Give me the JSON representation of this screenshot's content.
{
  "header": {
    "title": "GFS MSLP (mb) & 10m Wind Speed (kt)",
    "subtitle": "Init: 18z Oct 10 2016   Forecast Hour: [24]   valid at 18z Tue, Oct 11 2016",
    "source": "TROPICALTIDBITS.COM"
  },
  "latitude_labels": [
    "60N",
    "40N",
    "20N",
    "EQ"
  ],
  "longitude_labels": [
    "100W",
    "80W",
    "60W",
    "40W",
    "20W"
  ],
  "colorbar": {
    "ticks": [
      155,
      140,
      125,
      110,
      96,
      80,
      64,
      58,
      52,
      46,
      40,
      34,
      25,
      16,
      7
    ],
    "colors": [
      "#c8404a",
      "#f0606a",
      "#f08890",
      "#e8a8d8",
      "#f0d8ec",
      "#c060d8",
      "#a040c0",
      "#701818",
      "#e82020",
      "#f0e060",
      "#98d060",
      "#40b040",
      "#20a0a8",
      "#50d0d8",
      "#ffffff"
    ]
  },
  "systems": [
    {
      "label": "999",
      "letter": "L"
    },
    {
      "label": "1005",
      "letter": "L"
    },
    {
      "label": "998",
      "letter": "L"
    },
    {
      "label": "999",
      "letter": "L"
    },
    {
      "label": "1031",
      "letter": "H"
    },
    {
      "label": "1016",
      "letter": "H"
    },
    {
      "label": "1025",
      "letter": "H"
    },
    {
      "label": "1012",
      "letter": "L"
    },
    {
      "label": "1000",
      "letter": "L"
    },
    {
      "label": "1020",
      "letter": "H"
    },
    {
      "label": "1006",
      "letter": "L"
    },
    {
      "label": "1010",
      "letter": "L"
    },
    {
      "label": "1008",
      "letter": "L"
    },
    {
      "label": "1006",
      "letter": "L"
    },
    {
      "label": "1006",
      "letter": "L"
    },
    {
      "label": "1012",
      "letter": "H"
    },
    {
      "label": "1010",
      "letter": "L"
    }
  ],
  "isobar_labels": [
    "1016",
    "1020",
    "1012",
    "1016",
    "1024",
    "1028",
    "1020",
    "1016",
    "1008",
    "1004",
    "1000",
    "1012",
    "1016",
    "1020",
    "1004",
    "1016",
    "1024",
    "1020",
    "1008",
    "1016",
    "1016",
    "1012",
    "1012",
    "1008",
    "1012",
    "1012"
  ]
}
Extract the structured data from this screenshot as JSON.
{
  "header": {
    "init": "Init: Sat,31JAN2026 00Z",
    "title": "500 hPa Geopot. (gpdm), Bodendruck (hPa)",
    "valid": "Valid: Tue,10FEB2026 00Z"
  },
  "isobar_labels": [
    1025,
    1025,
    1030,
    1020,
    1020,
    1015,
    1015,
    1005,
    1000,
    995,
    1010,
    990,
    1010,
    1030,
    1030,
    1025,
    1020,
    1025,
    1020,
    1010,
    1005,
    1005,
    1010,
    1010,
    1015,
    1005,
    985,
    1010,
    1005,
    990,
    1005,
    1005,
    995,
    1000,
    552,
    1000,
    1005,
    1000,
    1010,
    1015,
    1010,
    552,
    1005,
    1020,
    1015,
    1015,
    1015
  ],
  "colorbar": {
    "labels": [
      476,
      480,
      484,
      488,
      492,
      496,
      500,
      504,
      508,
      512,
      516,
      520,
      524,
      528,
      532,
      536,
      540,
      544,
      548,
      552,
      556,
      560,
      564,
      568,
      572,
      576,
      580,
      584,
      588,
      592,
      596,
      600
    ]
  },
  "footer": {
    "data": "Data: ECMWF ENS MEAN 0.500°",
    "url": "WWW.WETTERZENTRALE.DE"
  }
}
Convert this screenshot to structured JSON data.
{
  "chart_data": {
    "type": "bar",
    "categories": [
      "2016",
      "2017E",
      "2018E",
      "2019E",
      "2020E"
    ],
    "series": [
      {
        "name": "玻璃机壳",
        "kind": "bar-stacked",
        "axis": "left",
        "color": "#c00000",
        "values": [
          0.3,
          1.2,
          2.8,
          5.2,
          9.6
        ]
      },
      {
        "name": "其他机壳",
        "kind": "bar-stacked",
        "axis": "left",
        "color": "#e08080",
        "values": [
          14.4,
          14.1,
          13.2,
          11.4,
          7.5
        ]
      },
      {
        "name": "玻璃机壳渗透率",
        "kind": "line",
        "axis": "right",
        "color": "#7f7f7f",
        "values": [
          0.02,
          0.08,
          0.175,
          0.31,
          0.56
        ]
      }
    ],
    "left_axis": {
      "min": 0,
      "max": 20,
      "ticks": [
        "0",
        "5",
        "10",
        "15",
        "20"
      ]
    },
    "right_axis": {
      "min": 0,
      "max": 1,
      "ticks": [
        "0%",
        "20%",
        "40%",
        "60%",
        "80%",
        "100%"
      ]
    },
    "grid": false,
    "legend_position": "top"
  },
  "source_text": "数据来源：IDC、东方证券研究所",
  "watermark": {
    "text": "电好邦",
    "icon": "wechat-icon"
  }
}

* [Given task]: Gather from the entries above all lines that include the string "structured".

* [Answer to the problem]:
Extract the structured data from this screenshot as JSON.
Convert this screenshot to structured JSON data.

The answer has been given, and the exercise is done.